Work to complete: From the entries below, gather every line containing the string "President".
***** Entries
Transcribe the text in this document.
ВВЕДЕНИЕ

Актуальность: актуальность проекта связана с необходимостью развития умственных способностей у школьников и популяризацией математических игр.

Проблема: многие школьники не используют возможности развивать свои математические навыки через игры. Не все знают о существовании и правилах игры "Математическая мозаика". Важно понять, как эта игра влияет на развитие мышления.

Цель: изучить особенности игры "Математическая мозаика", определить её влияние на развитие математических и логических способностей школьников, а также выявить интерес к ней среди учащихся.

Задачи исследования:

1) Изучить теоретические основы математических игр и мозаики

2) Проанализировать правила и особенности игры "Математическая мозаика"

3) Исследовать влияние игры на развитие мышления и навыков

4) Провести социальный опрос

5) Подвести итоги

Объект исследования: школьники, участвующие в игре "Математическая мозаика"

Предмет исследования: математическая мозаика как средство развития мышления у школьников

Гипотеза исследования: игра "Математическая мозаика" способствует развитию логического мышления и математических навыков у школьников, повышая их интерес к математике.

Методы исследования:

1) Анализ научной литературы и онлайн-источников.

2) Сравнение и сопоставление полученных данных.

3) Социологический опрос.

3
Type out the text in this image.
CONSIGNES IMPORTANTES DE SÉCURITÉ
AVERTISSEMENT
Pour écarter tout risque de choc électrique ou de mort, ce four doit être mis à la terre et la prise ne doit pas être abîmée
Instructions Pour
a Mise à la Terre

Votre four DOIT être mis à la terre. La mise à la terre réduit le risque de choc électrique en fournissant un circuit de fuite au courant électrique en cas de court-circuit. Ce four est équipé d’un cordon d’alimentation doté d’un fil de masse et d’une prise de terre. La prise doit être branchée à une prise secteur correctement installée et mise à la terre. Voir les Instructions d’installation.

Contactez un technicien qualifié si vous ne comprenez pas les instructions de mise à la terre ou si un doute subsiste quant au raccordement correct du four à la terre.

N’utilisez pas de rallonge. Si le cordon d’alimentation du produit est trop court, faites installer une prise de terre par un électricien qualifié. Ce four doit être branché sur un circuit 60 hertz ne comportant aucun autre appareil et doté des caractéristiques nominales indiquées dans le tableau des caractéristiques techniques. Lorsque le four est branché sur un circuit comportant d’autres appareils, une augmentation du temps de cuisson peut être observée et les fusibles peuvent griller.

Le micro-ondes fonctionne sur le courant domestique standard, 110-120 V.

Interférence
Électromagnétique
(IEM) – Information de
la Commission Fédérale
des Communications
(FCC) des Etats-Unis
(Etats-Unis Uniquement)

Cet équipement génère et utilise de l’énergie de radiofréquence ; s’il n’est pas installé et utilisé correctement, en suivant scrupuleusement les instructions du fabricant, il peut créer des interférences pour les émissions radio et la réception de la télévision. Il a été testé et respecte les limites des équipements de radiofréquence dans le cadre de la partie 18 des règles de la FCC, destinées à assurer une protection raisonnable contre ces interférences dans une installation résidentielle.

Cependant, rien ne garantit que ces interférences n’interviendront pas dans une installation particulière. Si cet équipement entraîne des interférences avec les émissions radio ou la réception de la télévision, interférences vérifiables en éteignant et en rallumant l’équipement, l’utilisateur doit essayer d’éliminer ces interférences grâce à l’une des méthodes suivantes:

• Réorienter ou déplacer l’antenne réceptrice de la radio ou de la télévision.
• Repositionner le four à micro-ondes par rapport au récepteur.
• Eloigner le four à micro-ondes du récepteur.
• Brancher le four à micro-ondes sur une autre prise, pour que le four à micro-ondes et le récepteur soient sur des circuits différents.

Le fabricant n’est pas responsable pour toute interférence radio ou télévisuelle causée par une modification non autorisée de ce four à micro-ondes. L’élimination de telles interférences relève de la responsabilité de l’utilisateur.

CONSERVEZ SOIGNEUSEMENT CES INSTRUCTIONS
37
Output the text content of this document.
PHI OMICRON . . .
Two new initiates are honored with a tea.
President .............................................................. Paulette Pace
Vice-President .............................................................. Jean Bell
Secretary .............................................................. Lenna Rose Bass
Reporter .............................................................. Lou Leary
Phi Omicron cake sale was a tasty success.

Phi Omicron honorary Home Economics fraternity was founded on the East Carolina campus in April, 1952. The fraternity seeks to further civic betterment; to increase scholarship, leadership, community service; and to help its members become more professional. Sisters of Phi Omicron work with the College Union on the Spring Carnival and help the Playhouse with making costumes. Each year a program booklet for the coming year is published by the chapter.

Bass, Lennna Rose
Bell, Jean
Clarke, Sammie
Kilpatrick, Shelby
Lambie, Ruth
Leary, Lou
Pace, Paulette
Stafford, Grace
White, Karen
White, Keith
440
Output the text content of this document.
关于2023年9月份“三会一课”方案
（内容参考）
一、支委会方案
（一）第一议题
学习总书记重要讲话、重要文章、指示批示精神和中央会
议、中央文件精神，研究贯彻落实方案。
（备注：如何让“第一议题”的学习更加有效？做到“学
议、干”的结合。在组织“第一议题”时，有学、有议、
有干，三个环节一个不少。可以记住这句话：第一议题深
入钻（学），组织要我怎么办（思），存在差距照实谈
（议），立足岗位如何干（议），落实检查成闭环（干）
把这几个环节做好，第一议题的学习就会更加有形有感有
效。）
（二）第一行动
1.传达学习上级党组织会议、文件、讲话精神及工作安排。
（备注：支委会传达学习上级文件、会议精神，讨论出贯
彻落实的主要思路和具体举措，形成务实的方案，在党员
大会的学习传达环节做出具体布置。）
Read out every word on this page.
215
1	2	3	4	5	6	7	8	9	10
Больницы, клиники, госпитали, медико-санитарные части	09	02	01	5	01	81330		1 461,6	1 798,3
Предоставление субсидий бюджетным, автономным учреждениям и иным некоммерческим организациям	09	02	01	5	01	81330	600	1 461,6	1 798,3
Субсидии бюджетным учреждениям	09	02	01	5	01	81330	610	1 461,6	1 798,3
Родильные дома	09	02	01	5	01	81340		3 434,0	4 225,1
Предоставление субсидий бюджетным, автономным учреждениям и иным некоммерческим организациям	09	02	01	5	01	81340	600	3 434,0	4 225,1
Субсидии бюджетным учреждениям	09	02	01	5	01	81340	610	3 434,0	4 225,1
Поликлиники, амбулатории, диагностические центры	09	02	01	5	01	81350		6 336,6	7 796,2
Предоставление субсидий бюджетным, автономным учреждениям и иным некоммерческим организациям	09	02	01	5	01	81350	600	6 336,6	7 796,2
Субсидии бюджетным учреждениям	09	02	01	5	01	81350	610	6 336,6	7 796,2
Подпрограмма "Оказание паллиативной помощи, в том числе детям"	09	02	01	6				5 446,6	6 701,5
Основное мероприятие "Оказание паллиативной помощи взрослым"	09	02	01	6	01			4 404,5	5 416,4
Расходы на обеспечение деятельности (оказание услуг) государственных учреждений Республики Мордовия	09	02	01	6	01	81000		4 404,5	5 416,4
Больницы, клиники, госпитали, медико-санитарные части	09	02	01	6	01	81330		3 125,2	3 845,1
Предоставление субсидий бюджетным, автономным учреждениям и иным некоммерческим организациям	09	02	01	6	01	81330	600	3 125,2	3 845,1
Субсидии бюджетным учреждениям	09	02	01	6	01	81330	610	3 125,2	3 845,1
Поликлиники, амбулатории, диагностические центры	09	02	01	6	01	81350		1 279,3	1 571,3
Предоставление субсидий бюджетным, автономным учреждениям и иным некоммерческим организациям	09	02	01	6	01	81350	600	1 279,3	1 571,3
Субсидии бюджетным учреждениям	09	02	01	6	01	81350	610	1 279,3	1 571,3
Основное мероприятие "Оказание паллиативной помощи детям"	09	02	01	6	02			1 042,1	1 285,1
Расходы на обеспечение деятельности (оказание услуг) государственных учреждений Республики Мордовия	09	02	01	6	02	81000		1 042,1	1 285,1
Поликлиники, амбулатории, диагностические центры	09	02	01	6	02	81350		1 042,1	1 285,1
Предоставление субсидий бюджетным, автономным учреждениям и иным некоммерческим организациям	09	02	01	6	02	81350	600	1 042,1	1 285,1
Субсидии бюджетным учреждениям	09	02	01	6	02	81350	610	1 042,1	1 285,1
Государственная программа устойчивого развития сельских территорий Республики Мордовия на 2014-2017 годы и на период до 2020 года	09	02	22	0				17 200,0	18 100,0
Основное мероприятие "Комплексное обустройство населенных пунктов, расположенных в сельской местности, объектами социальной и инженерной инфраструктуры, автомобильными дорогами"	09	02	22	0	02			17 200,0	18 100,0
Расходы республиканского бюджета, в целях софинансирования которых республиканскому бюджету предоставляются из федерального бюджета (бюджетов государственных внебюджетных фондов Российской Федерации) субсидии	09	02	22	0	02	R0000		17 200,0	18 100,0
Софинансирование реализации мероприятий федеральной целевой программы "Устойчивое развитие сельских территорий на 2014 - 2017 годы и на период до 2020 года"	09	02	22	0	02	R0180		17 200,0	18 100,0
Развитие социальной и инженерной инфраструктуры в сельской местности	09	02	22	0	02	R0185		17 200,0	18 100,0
**********
Solution for this exercise:
President .............................................................. Paulette Pace
Vice-President .............................................................. Jean Bell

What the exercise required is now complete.